_Given data_:
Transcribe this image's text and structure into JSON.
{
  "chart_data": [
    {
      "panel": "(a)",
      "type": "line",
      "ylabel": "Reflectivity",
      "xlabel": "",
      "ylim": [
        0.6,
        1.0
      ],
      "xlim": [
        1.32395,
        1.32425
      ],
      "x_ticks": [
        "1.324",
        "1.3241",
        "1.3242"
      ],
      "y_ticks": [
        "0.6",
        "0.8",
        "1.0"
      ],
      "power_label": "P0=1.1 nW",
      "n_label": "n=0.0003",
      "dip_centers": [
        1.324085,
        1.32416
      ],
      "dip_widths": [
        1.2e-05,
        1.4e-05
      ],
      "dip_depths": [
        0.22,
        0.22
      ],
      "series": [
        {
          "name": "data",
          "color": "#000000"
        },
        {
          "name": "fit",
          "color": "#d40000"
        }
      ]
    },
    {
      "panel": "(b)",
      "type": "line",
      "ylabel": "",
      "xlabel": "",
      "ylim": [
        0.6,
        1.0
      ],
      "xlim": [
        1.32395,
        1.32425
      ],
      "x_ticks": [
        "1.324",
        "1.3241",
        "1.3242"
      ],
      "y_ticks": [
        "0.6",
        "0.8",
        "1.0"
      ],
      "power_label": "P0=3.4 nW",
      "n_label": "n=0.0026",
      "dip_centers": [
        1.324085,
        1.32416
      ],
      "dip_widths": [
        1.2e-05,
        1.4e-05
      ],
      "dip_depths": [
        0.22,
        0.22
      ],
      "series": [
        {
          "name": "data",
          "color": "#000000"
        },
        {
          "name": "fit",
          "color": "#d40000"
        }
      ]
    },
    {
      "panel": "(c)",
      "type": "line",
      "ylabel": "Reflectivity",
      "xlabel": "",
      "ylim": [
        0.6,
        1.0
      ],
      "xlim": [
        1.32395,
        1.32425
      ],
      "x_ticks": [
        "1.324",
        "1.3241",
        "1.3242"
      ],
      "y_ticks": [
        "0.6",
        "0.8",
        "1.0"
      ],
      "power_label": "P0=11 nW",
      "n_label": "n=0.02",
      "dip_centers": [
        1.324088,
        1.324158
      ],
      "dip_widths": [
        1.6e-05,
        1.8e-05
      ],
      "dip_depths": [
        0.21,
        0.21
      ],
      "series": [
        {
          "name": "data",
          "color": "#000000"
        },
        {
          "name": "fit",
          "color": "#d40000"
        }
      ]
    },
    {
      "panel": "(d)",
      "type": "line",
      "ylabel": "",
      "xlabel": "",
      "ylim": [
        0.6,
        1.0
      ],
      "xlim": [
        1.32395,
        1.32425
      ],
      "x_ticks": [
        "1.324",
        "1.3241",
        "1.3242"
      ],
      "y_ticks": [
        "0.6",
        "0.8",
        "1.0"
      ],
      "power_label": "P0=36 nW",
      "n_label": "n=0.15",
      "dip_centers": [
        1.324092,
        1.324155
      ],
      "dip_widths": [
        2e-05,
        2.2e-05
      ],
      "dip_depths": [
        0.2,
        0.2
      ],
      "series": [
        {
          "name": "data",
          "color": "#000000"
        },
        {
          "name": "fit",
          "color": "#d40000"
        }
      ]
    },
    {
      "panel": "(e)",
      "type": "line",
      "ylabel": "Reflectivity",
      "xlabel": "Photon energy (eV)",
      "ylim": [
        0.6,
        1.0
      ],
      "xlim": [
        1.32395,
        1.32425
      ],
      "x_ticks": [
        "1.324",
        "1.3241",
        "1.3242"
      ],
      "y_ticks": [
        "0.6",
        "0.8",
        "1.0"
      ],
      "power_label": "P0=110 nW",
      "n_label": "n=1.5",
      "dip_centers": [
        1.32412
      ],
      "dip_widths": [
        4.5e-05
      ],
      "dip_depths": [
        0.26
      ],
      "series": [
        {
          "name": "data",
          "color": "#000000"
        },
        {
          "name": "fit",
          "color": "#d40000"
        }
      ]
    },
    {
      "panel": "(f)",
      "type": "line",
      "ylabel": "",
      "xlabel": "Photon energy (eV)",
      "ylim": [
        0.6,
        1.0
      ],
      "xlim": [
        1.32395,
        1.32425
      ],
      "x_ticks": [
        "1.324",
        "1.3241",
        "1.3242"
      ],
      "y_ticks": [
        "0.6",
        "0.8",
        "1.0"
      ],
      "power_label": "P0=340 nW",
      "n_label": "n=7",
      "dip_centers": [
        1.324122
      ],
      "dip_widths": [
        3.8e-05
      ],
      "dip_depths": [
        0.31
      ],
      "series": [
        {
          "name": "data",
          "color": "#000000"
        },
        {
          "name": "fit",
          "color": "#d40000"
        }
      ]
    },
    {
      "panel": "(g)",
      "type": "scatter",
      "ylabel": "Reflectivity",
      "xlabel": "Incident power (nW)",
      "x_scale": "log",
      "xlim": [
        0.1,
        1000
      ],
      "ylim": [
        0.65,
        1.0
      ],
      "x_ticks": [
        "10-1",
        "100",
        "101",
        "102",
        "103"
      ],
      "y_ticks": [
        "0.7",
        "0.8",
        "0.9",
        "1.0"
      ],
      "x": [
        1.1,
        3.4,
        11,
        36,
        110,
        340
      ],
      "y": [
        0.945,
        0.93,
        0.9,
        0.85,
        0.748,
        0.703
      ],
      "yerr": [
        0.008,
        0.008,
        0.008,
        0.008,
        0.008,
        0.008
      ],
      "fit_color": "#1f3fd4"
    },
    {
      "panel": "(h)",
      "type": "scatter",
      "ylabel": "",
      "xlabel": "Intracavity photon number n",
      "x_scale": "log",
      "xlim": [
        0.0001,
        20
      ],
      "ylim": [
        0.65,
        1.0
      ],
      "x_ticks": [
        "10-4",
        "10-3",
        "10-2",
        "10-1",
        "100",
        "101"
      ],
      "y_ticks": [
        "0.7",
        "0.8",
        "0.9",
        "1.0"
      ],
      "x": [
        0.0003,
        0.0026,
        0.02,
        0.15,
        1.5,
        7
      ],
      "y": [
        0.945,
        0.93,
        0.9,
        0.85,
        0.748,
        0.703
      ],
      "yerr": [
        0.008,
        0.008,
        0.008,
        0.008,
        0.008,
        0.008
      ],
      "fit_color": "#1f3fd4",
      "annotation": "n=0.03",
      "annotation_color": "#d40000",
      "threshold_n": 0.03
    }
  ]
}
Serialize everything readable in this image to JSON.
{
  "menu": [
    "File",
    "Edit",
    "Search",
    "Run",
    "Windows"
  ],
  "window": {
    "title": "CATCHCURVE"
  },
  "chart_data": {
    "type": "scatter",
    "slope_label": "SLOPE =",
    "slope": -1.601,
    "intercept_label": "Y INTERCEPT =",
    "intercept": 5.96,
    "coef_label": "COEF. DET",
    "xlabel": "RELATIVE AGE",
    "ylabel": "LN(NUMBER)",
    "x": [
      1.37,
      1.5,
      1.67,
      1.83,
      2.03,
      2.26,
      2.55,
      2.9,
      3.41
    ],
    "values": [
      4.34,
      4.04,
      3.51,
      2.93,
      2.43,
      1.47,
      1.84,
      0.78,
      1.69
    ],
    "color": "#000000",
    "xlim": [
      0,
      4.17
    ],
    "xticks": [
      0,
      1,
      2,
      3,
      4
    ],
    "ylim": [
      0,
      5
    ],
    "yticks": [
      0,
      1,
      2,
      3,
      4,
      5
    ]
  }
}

_Problem to solve_: In this exercise, repeat all entries exactly.

_Solution_:
Transcribe this image's text and structure into JSON.
{
  "chart_data": [
    {
      "panel": "(a)",
      "type": "line",
      "ylabel": "Reflectivity",
      "xlabel": "",
      "ylim": [
        0.6,
        1.0
      ],
      "xlim": [
        1.32395,
        1.32425
      ],
      "x_ticks": [
        "1.324",
        "1.3241",
        "1.3242"
      ],
      "y_ticks": [
        "0.6",
        "0.8",
        "1.0"
      ],
      "power_label": "P0=1.1 nW",
      "n_label": "n=0.0003",
      "dip_centers": [
        1.324085,
        1.32416
      ],
      "dip_widths": [
        1.2e-05,
        1.4e-05
      ],
      "dip_depths": [
        0.22,
        0.22
      ],
      "series": [
        {
          "name": "data",
          "color": "#000000"
        },
        {
          "name": "fit",
          "color": "#d40000"
        }
      ]
    },
    {
      "panel": "(b)",
      "type": "line",
      "ylabel": "",
      "xlabel": "",
      "ylim": [
        0.6,
        1.0
      ],
      "xlim": [
        1.32395,
        1.32425
      ],
      "x_ticks": [
        "1.324",
        "1.3241",
        "1.3242"
      ],
      "y_ticks": [
        "0.6",
        "0.8",
        "1.0"
      ],
      "power_label": "P0=3.4 nW",
      "n_label": "n=0.0026",
      "dip_centers": [
        1.324085,
        1.32416
      ],
      "dip_widths": [
        1.2e-05,
        1.4e-05
      ],
      "dip_depths": [
        0.22,
        0.22
      ],
      "series": [
        {
          "name": "data",
          "color": "#000000"
        },
        {
          "name": "fit",
          "color": "#d40000"
        }
      ]
    },
    {
      "panel": "(c)",
      "type": "line",
      "ylabel": "Reflectivity",
      "xlabel": "",
      "ylim": [
        0.6,
        1.0
      ],
      "xlim": [
        1.32395,
        1.32425
      ],
      "x_ticks": [
        "1.324",
        "1.3241",
        "1.3242"
      ],
      "y_ticks": [
        "0.6",
        "0.8",
        "1.0"
      ],
      "power_label": "P0=11 nW",
      "n_label": "n=0.02",
      "dip_centers": [
        1.324088,
        1.324158
      ],
      "dip_widths": [
        1.6e-05,
        1.8e-05
      ],
      "dip_depths": [
        0.21,
        0.21
      ],
      "series": [
        {
          "name": "data",
          "color": "#000000"
        },
        {
          "name": "fit",
          "color": "#d40000"
        }
      ]
    },
    {
      "panel": "(d)",
      "type": "line",
      "ylabel": "",
      "xlabel": "",
      "ylim": [
        0.6,
        1.0
      ],
      "xlim": [
        1.32395,
        1.32425
      ],
      "x_ticks": [
        "1.324",
        "1.3241",
        "1.3242"
      ],
      "y_ticks": [
        "0.6",
        "0.8",
        "1.0"
      ],
      "power_label": "P0=36 nW",
      "n_label": "n=0.15",
      "dip_centers": [
        1.324092,
        1.324155
      ],
      "dip_widths": [
        2e-05,
        2.2e-05
      ],
      "dip_depths": [
        0.2,
        0.2
      ],
      "series": [
        {
          "name": "data",
          "color": "#000000"
        },
        {
          "name": "fit",
          "color": "#d40000"
        }
      ]
    },
    {
      "panel": "(e)",
      "type": "line",
      "ylabel": "Reflectivity",
      "xlabel": "Photon energy (eV)",
      "ylim": [
        0.6,
        1.0
      ],
      "xlim": [
        1.32395,
        1.32425
      ],
      "x_ticks": [
        "1.324",
        "1.3241",
        "1.3242"
      ],
      "y_ticks": [
        "0.6",
        "0.8",
        "1.0"
      ],
      "power_label": "P0=110 nW",
      "n_label": "n=1.5",
      "dip_centers": [
        1.32412
      ],
      "dip_widths": [
        4.5e-05
      ],
      "dip_depths": [
        0.26
      ],
      "series": [
        {
          "name": "data",
          "color": "#000000"
        },
        {
          "name": "fit",
          "color": "#d40000"
        }
      ]
    },
    {
      "panel": "(f)",
      "type": "line",
      "ylabel": "",
      "xlabel": "Photon energy (eV)",
      "ylim": [
        0.6,
        1.0
      ],
      "xlim": [
        1.32395,
        1.32425
      ],
      "x_ticks": [
        "1.324",
        "1.3241",
        "1.3242"
      ],
      "y_ticks": [
        "0.6",
        "0.8",
        "1.0"
      ],
      "power_label": "P0=340 nW",
      "n_label": "n=7",
      "dip_centers": [
        1.324122
      ],
      "dip_widths": [
        3.8e-05
      ],
      "dip_depths": [
        0.31
      ],
      "series": [
        {
          "name": "data",
          "color": "#000000"
        },
        {
          "name": "fit",
          "color": "#d40000"
        }
      ]
    },
    {
      "panel": "(g)",
      "type": "scatter",
      "ylabel": "Reflectivity",
      "xlabel": "Incident power (nW)",
      "x_scale": "log",
      "xlim": [
        0.1,
        1000
      ],
      "ylim": [
        0.65,
        1.0
      ],
      "x_ticks": [
        "10-1",
        "100",
        "101",
        "102",
        "103"
      ],
      "y_ticks": [
        "0.7",
        "0.8",
        "0.9",
        "1.0"
      ],
      "x": [
        1.1,
        3.4,
        11,
        36,
        110,
        340
      ],
      "y": [
        0.945,
        0.93,
        0.9,
        0.85,
        0.748,
        0.703
      ],
      "yerr": [
        0.008,
        0.008,
        0.008,
        0.008,
        0.008,
        0.008
      ],
      "fit_color": "#1f3fd4"
    },
    {
      "panel": "(h)",
      "type": "scatter",
      "ylabel": "",
      "xlabel": "Intracavity photon number n",
      "x_scale": "log",
      "xlim": [
        0.0001,
        20
      ],
      "ylim": [
        0.65,
        1.0
      ],
      "x_ticks": [
        "10-4",
        "10-3",
        "10-2",
        "10-1",
        "100",
        "101"
      ],
      "y_ticks": [
        "0.7",
        "0.8",
        "0.9",
        "1.0"
      ],
      "x": [
        0.0003,
        0.0026,
        0.02,
        0.15,
        1.5,
        7
      ],
      "y": [
        0.945,
        0.93,
        0.9,
        0.85,
        0.748,
        0.703
      ],
      "yerr": [
        0.008,
        0.008,
        0.008,
        0.008,
        0.008,
        0.008
      ],
      "fit_color": "#1f3fd4",
      "annotation": "n=0.03",
      "annotation_color": "#d40000",
      "threshold_n": 0.03
    }
  ]
}
Serialize everything readable in this image to JSON.
{
  "menu": [
    "File",
    "Edit",
    "Search",
    "Run",
    "Windows"
  ],
  "window": {
    "title": "CATCHCURVE"
  },
  "chart_data": {
    "type": "scatter",
    "slope_label": "SLOPE =",
    "slope": -1.601,
    "intercept_label": "Y INTERCEPT =",
    "intercept": 5.96,
    "coef_label": "COEF. DET",
    "xlabel": "RELATIVE AGE",
    "ylabel": "LN(NUMBER)",
    "x": [
      1.37,
      1.5,
      1.67,
      1.83,
      2.03,
      2.26,
      2.55,
      2.9,
      3.41
    ],
    "values": [
      4.34,
      4.04,
      3.51,
      2.93,
      2.43,
      1.47,
      1.84,
      0.78,
      1.69
    ],
    "color": "#000000",
    "xlim": [
      0,
      4.17
    ],
    "xticks": [
      0,
      1,
      2,
      3,
      4
    ],
    "ylim": [
      0,
      5
    ],
    "yticks": [
      0,
      1,
      2,
      3,
      4,
      5
    ]
  }
}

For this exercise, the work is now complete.